● Objective
Please list all lines of the material below in which the string "narrow" occurs.
==== Excerpted records
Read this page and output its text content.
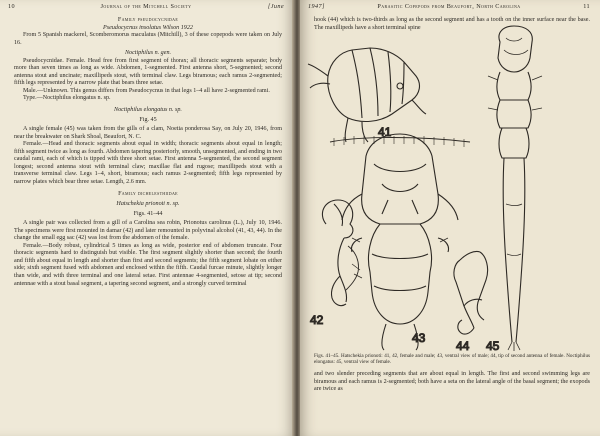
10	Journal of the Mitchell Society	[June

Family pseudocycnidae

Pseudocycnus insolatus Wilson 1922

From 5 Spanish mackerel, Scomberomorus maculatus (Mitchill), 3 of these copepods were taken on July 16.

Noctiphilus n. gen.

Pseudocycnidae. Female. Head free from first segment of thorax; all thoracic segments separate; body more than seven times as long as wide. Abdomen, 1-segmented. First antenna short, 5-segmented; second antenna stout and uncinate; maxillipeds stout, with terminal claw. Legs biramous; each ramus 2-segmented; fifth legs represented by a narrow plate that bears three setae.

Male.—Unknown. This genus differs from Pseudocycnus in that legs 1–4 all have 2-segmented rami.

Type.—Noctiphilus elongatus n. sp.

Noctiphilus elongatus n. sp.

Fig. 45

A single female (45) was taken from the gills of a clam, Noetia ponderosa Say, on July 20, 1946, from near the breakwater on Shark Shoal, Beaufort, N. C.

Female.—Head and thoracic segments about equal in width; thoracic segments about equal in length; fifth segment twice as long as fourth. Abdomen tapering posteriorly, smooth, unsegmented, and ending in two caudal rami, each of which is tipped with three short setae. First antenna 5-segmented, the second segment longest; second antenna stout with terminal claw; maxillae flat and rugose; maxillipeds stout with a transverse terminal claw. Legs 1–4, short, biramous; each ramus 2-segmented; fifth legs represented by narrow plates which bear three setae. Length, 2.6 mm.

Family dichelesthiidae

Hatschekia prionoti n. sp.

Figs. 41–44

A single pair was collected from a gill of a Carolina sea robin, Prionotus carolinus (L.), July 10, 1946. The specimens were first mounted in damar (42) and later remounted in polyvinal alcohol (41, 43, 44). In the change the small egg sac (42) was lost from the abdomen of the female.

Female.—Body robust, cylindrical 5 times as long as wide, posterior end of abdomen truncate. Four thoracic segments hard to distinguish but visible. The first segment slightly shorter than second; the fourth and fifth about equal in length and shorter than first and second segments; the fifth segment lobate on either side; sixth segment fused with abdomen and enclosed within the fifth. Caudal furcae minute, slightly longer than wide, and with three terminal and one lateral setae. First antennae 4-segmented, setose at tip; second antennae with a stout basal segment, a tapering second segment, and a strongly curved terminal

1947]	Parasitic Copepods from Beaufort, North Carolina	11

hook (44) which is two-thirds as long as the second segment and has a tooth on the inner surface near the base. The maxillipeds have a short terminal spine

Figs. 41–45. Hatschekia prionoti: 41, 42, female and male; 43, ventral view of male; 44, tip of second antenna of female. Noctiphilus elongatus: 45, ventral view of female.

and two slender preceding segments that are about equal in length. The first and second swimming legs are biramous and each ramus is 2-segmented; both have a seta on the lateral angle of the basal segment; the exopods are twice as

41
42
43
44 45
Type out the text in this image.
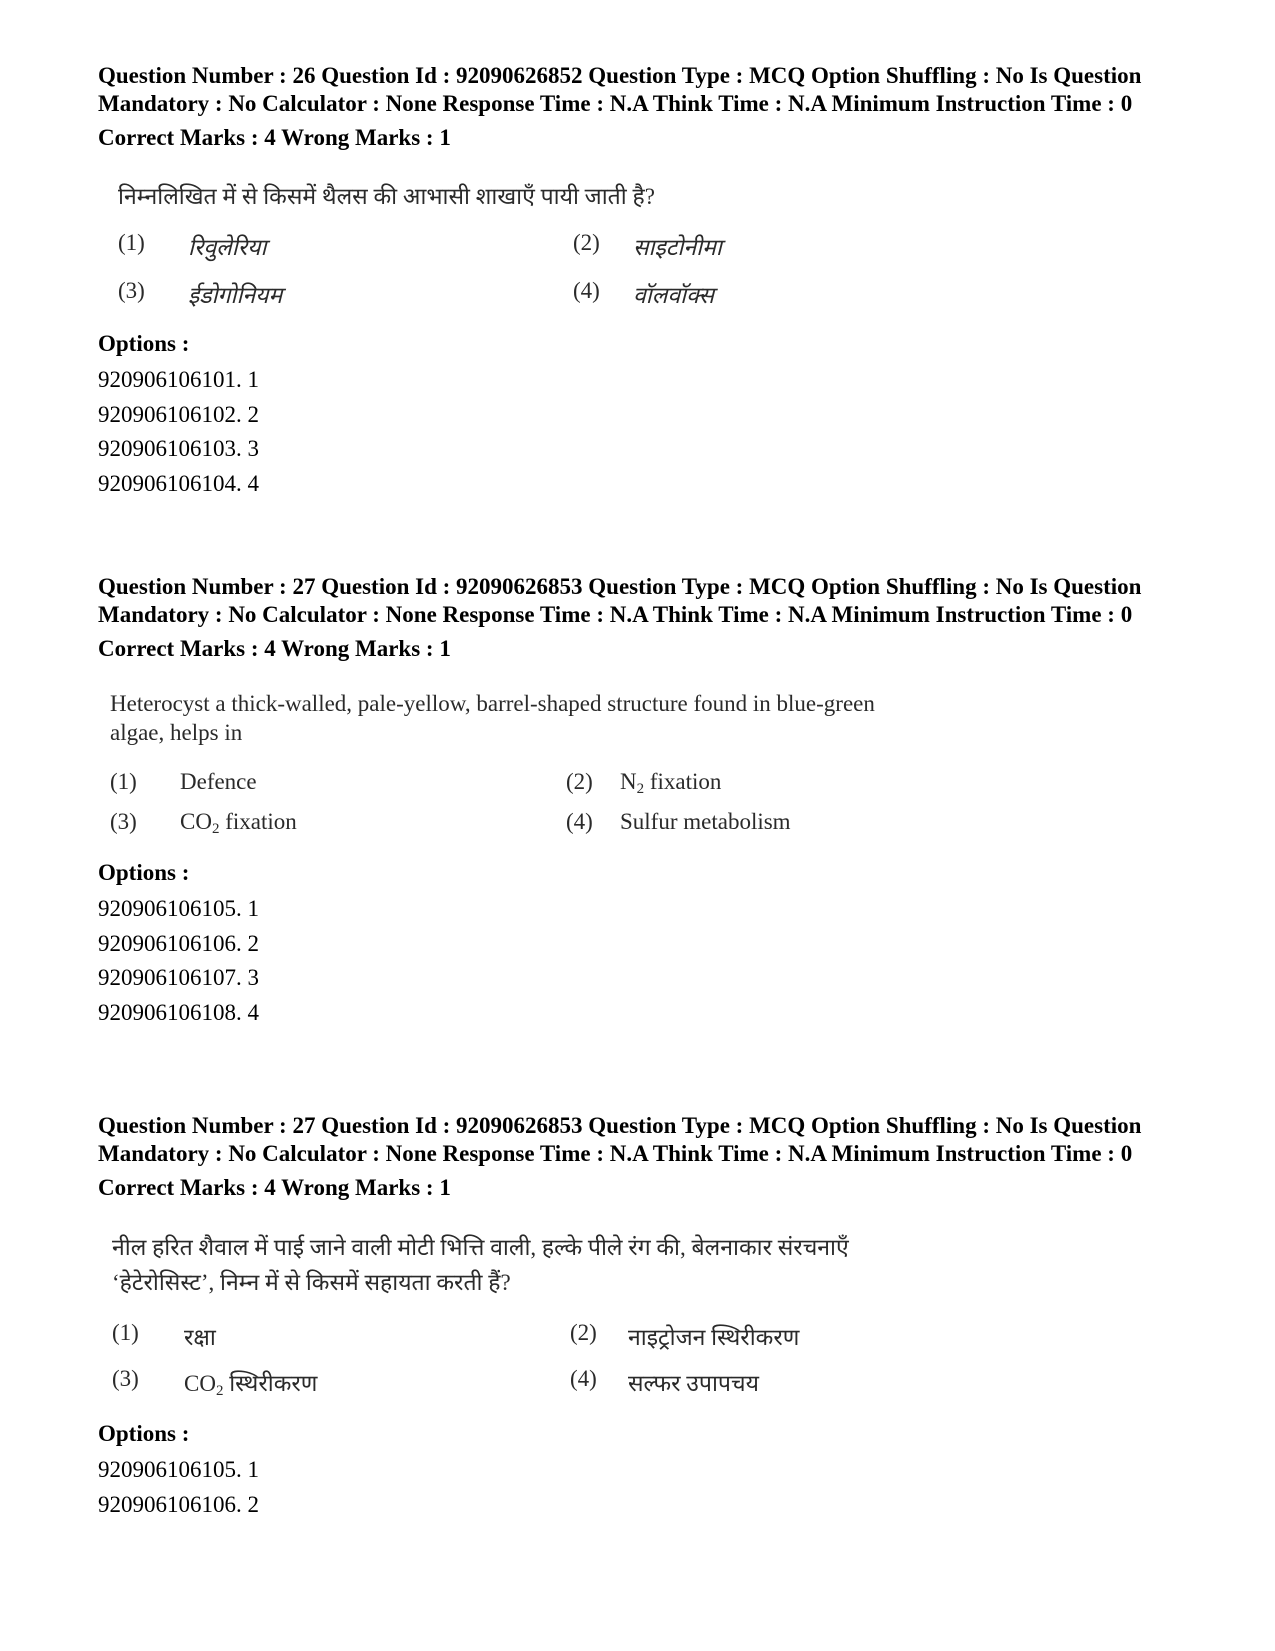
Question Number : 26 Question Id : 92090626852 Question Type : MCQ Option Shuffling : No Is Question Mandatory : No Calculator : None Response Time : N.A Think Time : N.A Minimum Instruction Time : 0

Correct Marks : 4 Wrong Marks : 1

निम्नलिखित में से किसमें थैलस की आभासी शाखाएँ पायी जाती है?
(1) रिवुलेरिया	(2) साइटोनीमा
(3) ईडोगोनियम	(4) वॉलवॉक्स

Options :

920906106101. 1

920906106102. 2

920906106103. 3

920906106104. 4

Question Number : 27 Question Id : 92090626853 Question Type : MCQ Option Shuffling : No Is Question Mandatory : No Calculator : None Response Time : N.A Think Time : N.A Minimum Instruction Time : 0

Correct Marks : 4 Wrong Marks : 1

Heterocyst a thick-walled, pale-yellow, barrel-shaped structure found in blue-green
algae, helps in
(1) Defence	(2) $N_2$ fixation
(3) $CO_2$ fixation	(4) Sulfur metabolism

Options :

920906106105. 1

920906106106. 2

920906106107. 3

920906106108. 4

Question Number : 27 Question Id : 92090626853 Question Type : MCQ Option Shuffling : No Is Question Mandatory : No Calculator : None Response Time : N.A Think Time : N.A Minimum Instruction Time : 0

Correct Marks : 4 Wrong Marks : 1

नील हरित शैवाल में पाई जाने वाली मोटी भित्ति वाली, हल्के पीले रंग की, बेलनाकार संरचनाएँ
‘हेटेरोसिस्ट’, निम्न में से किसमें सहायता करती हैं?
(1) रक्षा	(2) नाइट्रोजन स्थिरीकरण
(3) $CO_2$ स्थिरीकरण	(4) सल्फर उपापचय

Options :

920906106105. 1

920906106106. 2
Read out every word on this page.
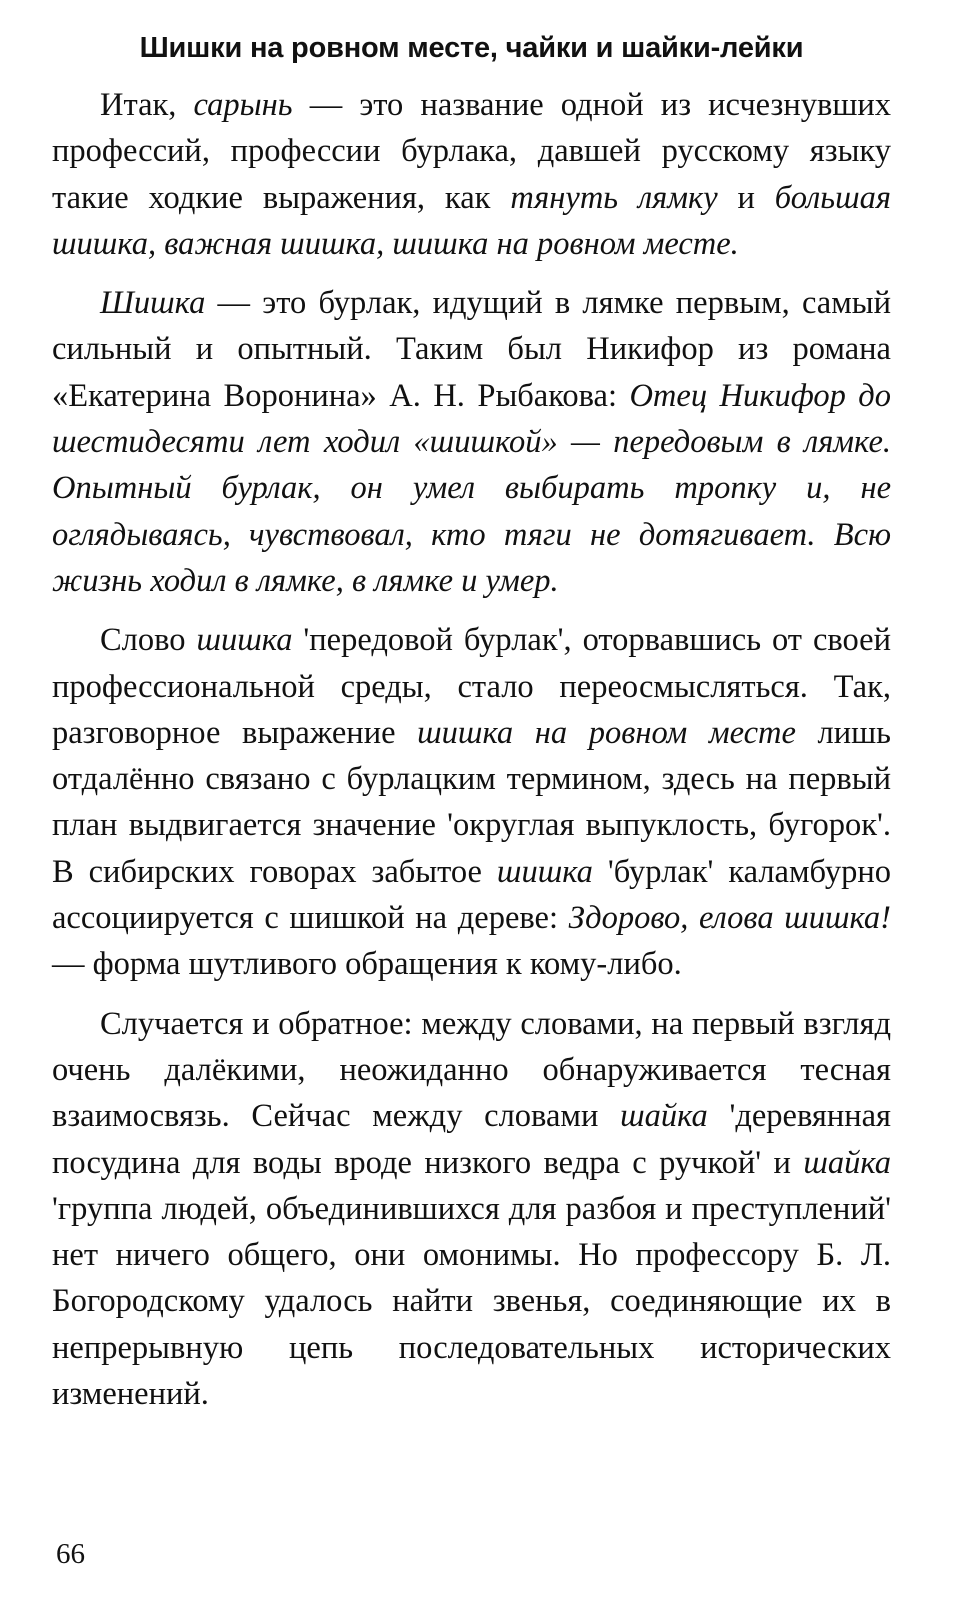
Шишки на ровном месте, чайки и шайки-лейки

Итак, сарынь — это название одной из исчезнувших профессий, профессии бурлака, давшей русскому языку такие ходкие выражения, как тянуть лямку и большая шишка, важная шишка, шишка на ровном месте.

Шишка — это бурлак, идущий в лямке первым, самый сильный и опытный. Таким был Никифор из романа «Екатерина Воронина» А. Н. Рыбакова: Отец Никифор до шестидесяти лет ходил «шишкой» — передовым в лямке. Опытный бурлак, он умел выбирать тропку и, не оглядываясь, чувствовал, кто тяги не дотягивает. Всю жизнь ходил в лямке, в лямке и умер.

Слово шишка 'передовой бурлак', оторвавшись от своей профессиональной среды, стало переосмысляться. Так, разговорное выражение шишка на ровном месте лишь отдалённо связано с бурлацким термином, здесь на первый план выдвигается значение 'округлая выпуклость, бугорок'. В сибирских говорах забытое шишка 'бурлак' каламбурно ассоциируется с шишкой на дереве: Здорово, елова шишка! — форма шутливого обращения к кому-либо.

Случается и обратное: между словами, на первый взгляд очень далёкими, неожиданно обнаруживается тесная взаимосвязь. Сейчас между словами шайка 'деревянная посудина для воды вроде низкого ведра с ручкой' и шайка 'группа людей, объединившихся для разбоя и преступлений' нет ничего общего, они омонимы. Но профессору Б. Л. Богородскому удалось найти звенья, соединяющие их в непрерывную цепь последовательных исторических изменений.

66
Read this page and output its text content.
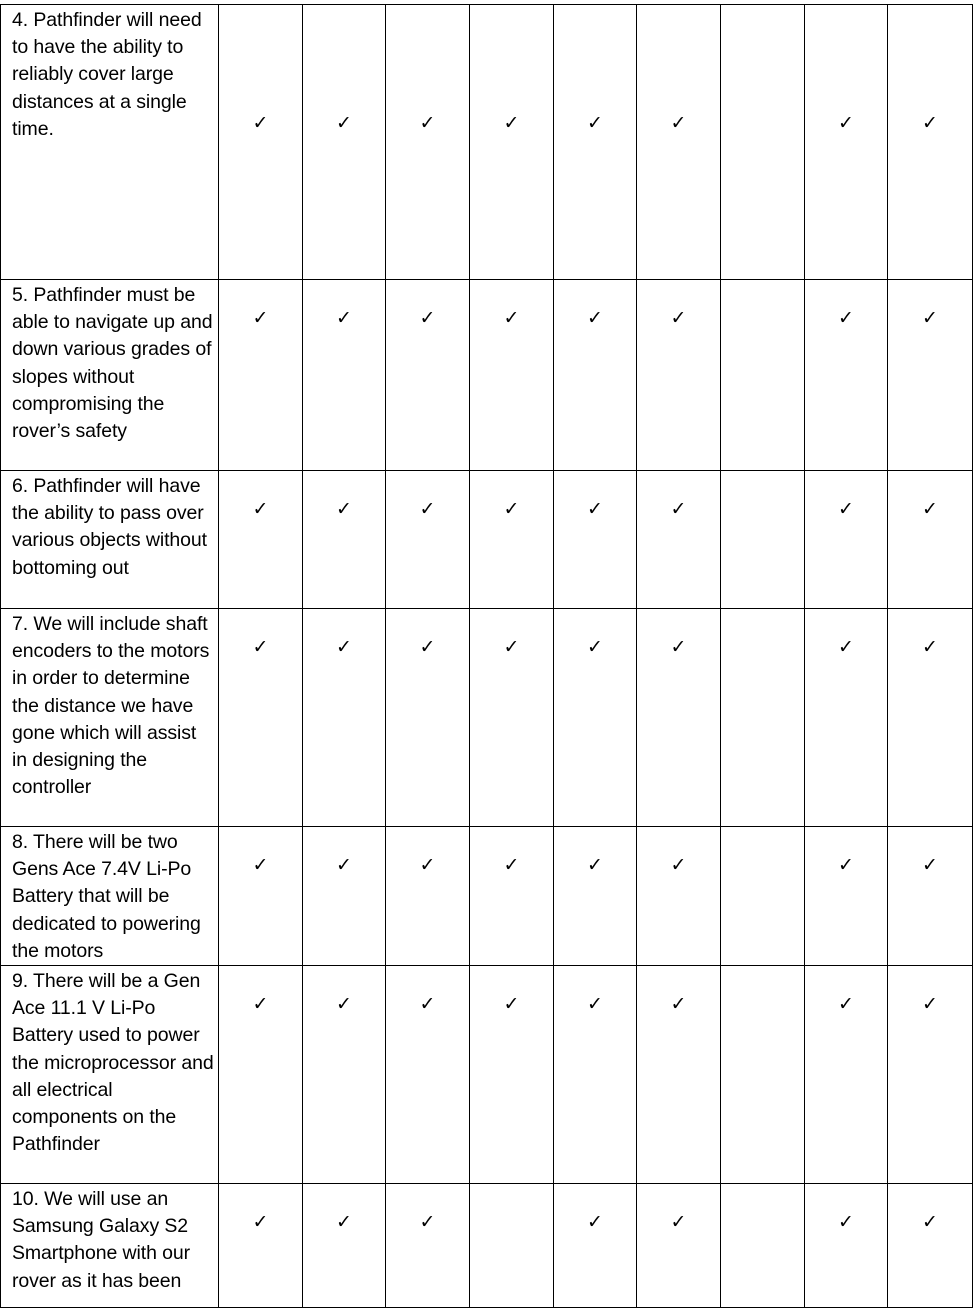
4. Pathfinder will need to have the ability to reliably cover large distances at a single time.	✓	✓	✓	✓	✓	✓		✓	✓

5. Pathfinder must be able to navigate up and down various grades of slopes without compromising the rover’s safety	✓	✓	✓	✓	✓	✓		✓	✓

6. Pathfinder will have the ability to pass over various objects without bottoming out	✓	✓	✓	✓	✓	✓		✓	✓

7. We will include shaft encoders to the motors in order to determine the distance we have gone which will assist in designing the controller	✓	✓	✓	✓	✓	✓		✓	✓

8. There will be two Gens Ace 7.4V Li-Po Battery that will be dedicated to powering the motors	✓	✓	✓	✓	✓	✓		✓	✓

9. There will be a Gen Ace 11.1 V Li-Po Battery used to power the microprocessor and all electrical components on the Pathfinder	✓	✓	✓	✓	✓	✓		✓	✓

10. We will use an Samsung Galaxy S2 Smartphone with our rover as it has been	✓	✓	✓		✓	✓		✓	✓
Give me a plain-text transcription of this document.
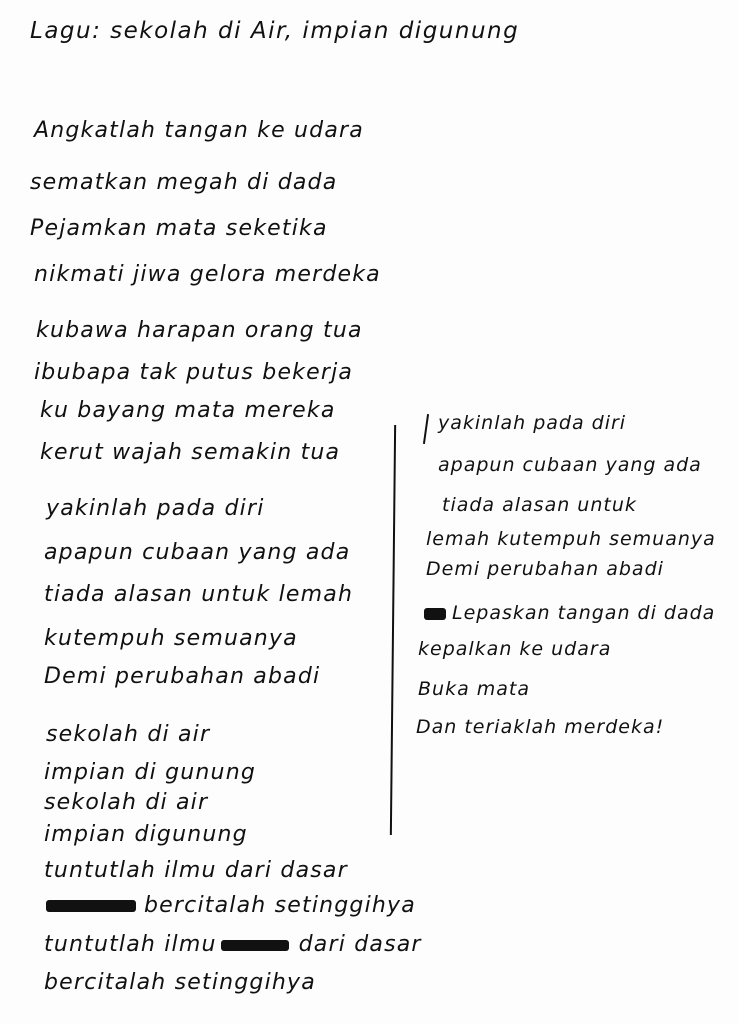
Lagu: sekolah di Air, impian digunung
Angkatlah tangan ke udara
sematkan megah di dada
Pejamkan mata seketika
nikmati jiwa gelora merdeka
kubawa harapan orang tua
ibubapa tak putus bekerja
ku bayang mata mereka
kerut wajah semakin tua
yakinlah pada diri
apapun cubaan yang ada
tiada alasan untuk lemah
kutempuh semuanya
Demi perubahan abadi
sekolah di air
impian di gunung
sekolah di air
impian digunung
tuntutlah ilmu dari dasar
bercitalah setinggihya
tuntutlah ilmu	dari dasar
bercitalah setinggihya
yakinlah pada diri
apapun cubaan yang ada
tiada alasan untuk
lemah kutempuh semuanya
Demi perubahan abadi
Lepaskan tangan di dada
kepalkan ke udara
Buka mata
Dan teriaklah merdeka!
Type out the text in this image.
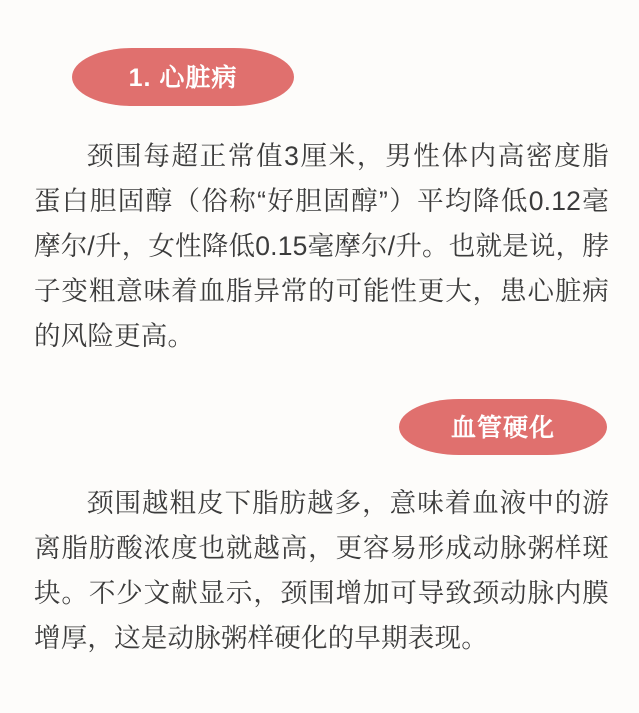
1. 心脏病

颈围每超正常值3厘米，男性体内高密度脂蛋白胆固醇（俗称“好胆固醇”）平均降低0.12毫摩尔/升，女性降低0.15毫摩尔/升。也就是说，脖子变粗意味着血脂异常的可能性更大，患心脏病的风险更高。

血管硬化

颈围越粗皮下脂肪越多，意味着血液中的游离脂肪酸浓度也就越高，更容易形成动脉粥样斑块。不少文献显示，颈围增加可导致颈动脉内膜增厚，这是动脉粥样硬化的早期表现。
========
● Response for this exercise
Pseudocycnidae. Female. Head free from first segment of thorax; all thoracic segments separate; body more than seven times as long as wide. Abdomen, 1-segmented. First antenna short, 5-segmented; second antenna stout and uncinate; maxillipeds stout, with terminal claw. Legs biramous; each ramus 2-segmented; fifth legs represented by a narrow plate that bears three setae.
Female.—Head and thoracic segments about equal in width; thoracic segments about equal in length; fifth segment twice as long as fourth. Abdomen tapering posteriorly, smooth, unsegmented, and ending in two caudal rami, each of which is tipped with three short setae. First antenna 5-segmented, the second segment longest; second antenna stout with terminal claw; maxillae flat and rugose; maxillipeds stout with a transverse terminal claw. Legs 1–4, short, biramous; each ramus 2-segmented; fifth legs represented by narrow plates which bear three setae. Length, 2.6 mm.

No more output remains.